# УСЛОВИЕ ЗАДАЧИ:
Пожалуйста, перечислите все произведения, которые оцениваются в последних трех абзацах исходного текста, и при каждом укажите фамилию, стоящую рядом с названием.

# ИСХОДНЫЙ ТЕКСТ:
◆ ◆ ◆ ◆ ◆
Сейчас я звонила Софье Михайловне, она получила письмо от Элика, в котором он пишет, что весь изодрался. Вась, ты, как более практичный мужчина, помоги ему найти выход из этой ситуации. Неужели там действительно нельзя приобрести какое-нибудь сооружение для прикрытия зада, нижних конечностей и всего остального. Я умоляю тебя, разреши этот вопрос и купите Элику что-нибудь.

Кончаю писать. Жди рецензии. Привет моей половине. Целую.

Зоя".

P.S. Сюжет снимите обязательно, ладно? Уж вы-то, я надеюсь, не подведете меня".

Помню, сюжет снимал я с Кочетковым, Рязанов ушел на сейнере в море. Зое сюжет понравился.

14 ноября. Материал насняли очень интересный, его много. Он хорош по операторской линии, несколько слабее по режиссуре. Это, на мой взгляд, из-за отсутствия сценария и организационных трудностей. Картина складывается с великим трудом, все не лепится, никак не выкристаллизовывается композиция. На днях стояли с Эликом и Зоей возле дамской уборной четвертого этажа, курили и грелись у батареи и как-то незаметно решили, что надо вести речь, дикторский текст от имени съемочной группы, от первого лица, с диалогом, вопросами и ответами, а не безлико, как всегда. Начали фантазировать - "мы приехали, мы увидели, что это за сопки?", позвонили автору текста А.Марьямову, и он зажегся нашей идеей.

Это было ново, нас это вдохновило, сразу стало интересно и появилась вольность в монтаже эпизодов. Но Марьямова тут же отобрали у нас на картину о ВСХВ, а мы и не расстроились, так как стало понятно, как складывать картину как бы в "разговорном" стиле. И когда Александр Моисеевич появился, гомерически хохоча и тряся животом, мы уже были уверены в композиции и предъявили ему готовые шесть частей, не ожидая от него предложений.

Марьямов пишет текст медленно и не так здорово, как мы ожидали. Какие-то фразы сочиняем мы сами, и он, хохоча, их оставляет. Фальстаф.

Целая история с автором сценария И.Осиповым. От сценария не осталось ни одного названия поселка, ни одного перехода, ни одного эпизода или героя. Все нашли и придумали мы с Эликом. Но он упорно лезет в титры, черт!

"Испытание верности" Пырьева - фальшь и безвкусица, по ту сторону кинематографа. Ужасна Ладынина в парике из мочала. "Герои Шипки" С.Васильева скучно, плохой сценарий, но снято очень здорово.

"Большая семья" Хейфица очень понравилась, замечательные актеры все без исключения. И вообще сделано как-то по-новому.

"Каменный цветок" Лавровского в Большом - мура собачья, нет ни одного танца, Майя лучше всех, но все равно плохо все.
◆ ◆ ◆ ◆ ◆
# ЗАПИСИ ДАННЫХ:
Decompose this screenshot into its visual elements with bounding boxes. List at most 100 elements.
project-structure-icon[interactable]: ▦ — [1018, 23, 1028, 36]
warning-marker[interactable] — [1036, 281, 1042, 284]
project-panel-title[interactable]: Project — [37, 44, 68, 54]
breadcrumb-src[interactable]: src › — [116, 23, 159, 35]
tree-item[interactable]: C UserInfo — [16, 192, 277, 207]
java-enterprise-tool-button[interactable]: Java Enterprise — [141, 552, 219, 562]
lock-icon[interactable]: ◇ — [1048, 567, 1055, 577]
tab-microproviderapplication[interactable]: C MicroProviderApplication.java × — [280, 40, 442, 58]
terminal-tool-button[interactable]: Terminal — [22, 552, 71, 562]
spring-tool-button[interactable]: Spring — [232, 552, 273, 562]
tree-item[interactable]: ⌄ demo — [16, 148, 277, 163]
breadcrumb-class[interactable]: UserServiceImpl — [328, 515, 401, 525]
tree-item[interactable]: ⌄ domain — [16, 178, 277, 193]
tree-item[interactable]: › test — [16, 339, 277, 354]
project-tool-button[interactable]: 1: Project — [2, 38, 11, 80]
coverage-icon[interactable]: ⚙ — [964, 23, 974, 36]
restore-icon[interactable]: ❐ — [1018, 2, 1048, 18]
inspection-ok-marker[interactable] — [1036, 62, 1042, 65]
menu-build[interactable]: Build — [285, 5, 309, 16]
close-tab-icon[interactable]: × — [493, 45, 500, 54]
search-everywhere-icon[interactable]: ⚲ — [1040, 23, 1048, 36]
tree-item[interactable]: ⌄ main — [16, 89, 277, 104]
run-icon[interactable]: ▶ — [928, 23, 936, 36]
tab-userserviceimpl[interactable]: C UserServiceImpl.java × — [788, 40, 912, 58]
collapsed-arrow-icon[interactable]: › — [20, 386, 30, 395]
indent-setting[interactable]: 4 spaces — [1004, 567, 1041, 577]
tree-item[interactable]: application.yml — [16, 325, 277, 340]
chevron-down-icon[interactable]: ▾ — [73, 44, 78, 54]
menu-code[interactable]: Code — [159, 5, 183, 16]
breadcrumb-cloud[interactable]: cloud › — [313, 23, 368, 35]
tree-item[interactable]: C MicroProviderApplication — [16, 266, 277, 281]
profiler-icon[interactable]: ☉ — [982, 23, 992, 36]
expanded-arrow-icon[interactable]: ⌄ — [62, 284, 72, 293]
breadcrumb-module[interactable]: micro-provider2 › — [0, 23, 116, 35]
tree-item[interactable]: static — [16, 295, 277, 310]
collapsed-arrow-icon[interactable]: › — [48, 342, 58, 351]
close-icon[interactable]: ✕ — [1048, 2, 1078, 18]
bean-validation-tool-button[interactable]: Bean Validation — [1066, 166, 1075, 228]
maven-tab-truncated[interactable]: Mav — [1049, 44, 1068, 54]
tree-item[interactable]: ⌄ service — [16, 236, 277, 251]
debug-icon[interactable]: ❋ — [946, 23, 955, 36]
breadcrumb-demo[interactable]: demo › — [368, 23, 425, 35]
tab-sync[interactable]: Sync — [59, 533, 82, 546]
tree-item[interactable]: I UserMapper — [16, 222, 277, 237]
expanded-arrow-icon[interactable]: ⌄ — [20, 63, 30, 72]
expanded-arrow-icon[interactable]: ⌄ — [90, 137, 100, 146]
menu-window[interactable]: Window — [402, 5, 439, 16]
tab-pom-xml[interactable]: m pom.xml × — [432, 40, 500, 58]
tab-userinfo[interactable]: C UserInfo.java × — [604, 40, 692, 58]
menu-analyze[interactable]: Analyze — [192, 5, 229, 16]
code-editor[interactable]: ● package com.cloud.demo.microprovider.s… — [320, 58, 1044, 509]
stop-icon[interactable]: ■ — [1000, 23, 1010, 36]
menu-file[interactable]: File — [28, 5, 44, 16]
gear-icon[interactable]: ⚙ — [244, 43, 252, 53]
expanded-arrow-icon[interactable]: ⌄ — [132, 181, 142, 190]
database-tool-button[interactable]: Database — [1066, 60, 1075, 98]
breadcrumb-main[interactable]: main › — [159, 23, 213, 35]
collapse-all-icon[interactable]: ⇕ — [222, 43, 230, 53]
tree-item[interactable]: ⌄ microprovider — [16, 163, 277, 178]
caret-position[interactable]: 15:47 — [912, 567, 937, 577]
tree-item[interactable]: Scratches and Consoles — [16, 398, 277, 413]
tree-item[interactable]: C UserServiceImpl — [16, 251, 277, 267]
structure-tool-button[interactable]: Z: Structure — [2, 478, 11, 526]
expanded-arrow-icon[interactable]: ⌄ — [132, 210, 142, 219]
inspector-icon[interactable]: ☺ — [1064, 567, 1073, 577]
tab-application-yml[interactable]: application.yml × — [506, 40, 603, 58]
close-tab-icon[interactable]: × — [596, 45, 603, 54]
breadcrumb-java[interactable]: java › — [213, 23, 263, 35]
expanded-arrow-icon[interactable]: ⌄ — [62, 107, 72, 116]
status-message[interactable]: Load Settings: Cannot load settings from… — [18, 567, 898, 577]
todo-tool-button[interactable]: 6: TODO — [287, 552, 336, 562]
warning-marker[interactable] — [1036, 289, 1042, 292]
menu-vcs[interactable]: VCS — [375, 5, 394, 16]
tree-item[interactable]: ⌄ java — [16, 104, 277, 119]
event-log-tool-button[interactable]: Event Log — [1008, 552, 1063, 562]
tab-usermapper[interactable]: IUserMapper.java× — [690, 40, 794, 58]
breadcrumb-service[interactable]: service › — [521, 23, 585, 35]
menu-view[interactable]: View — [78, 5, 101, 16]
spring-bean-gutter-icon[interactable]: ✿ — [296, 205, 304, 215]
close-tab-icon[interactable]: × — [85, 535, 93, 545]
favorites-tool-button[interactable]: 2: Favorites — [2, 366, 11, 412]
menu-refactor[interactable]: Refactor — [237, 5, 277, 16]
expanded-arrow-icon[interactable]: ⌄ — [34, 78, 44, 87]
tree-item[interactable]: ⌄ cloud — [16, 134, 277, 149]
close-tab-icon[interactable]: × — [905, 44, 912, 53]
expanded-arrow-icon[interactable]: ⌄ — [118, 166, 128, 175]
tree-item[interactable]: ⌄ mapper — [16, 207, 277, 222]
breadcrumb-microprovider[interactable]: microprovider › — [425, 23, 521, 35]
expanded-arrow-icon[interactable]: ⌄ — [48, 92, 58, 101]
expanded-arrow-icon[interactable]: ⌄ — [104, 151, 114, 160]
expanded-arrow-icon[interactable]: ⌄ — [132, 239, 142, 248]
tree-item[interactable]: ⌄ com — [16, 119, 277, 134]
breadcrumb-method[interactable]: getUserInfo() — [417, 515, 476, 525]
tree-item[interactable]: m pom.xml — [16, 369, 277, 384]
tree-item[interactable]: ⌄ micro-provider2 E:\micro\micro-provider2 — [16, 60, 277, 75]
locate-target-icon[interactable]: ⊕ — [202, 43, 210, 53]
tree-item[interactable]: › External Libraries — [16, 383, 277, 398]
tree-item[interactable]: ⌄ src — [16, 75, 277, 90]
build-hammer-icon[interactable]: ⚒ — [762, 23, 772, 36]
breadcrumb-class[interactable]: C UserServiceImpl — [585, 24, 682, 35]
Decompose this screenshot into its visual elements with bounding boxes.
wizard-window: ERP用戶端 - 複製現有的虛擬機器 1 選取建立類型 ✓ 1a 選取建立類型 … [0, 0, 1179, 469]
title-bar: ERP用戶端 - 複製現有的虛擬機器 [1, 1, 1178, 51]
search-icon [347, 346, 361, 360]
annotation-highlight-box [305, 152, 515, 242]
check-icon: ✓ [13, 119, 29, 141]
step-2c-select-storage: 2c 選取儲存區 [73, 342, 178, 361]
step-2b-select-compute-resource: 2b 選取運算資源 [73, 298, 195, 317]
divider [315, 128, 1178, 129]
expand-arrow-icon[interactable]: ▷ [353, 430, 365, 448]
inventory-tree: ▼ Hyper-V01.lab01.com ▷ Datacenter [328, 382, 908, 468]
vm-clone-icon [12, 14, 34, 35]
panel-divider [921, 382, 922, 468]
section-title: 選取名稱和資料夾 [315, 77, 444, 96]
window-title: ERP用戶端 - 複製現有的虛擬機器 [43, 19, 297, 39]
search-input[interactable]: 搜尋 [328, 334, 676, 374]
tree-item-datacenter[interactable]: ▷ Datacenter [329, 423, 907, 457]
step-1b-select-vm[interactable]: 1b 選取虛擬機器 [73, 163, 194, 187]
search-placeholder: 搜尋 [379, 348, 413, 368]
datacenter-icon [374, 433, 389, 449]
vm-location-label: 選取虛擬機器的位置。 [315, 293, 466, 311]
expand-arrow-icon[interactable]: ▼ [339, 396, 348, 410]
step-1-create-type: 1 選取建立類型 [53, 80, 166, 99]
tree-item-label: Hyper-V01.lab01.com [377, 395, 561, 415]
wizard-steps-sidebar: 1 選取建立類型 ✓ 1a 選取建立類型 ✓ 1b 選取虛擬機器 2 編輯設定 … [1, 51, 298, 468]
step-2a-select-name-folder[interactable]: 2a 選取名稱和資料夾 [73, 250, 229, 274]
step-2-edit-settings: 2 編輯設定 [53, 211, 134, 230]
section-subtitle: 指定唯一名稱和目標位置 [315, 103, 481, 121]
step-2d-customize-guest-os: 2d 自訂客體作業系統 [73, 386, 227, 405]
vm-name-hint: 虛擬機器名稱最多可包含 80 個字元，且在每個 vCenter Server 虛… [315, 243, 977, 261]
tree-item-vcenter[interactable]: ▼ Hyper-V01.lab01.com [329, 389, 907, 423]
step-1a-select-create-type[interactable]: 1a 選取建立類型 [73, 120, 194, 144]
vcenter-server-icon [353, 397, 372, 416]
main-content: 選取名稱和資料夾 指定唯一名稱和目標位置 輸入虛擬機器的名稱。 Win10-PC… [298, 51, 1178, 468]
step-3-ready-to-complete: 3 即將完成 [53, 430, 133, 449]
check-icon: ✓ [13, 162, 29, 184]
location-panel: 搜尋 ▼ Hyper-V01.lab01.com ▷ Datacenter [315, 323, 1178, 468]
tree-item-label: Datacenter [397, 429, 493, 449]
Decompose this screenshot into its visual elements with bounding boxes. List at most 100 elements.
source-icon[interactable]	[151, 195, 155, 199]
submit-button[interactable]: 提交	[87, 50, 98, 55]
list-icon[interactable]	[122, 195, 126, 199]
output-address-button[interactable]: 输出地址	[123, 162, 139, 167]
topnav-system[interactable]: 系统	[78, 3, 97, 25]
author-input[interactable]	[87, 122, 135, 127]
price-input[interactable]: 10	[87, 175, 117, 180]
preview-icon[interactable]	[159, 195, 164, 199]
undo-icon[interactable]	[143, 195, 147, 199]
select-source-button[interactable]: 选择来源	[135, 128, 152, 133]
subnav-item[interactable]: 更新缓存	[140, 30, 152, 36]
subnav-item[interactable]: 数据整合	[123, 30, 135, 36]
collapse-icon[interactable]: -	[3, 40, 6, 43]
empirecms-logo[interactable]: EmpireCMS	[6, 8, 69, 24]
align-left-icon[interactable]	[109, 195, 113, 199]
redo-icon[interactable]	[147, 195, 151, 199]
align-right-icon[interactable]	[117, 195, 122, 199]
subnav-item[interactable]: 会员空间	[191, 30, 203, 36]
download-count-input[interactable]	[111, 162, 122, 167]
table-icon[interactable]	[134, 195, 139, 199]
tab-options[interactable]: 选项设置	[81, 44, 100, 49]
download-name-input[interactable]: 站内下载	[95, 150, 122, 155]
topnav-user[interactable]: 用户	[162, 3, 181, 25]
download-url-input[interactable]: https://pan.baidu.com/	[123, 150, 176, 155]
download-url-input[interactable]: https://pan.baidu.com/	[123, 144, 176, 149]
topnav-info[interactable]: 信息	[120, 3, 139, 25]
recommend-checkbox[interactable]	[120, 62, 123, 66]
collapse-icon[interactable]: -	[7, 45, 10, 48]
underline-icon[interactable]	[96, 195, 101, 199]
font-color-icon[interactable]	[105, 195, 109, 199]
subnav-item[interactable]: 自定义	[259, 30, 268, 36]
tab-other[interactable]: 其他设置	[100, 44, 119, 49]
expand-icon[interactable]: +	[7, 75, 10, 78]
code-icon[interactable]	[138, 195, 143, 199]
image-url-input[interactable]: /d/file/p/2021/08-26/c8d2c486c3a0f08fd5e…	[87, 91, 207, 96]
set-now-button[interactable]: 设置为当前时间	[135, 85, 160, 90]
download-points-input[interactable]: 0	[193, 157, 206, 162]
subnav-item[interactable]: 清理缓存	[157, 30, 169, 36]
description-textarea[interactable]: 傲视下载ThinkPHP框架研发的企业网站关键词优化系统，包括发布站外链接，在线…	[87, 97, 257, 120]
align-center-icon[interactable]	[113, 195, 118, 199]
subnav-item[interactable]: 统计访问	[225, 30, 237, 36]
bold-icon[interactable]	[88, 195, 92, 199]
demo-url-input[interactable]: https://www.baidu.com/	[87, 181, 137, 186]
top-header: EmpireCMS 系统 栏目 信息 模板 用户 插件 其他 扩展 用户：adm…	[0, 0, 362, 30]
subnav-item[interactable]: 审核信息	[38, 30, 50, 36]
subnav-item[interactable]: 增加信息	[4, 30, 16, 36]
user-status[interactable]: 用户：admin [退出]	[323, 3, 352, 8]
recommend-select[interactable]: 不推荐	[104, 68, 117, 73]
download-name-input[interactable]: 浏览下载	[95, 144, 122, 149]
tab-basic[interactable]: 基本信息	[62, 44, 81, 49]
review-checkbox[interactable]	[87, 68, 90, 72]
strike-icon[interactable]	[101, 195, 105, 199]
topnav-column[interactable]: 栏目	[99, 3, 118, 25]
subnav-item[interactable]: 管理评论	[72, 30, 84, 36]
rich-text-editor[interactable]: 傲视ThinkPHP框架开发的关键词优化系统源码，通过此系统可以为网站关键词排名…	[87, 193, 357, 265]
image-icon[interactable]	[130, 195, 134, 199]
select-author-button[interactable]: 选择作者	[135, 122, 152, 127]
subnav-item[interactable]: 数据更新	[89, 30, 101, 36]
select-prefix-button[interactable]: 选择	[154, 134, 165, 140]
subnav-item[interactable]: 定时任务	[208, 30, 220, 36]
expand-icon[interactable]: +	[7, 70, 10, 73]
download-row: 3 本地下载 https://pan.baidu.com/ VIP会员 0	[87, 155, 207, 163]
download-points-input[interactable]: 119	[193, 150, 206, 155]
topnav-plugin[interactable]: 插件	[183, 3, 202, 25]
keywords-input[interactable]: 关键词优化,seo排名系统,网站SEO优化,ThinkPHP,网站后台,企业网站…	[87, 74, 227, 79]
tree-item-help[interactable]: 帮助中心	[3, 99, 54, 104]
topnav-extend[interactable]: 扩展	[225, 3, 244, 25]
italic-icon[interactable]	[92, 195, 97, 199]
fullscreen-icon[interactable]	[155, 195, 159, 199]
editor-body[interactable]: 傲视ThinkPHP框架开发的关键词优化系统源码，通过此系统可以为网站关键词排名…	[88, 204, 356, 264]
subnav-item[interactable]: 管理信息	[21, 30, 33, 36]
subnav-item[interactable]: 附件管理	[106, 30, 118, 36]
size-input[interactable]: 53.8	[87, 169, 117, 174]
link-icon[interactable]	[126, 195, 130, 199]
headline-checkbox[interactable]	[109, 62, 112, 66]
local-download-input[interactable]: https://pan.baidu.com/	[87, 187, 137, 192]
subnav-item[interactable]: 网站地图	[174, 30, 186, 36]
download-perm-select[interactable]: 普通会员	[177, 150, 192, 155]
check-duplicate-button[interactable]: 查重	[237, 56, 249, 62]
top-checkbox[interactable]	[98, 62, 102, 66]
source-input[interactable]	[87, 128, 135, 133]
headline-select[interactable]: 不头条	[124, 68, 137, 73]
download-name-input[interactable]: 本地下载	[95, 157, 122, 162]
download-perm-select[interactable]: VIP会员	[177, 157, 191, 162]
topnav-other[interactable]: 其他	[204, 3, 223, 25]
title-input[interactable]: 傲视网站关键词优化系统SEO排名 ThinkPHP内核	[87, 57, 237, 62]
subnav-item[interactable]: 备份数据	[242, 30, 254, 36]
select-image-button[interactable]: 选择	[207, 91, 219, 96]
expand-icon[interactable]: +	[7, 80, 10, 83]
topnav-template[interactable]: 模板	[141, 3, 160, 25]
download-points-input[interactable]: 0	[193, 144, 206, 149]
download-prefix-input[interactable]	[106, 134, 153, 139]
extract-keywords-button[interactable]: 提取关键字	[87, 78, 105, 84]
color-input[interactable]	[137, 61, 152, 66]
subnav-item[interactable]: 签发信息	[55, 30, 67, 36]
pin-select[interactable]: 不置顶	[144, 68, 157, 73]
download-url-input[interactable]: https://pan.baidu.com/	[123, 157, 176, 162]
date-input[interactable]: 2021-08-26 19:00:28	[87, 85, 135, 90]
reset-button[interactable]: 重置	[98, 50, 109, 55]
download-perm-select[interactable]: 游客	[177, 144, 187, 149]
◆ ◆ ◆ ◆ ◆
# ПОЛНОЕ РЕШЕНИЕ:
1. «Испытание верности» — Пырьев
2. «Герои Шипки» — С. Васильев
3. «Большая семья» — Хейфиц
4. «Каменный цветок» — Лавровский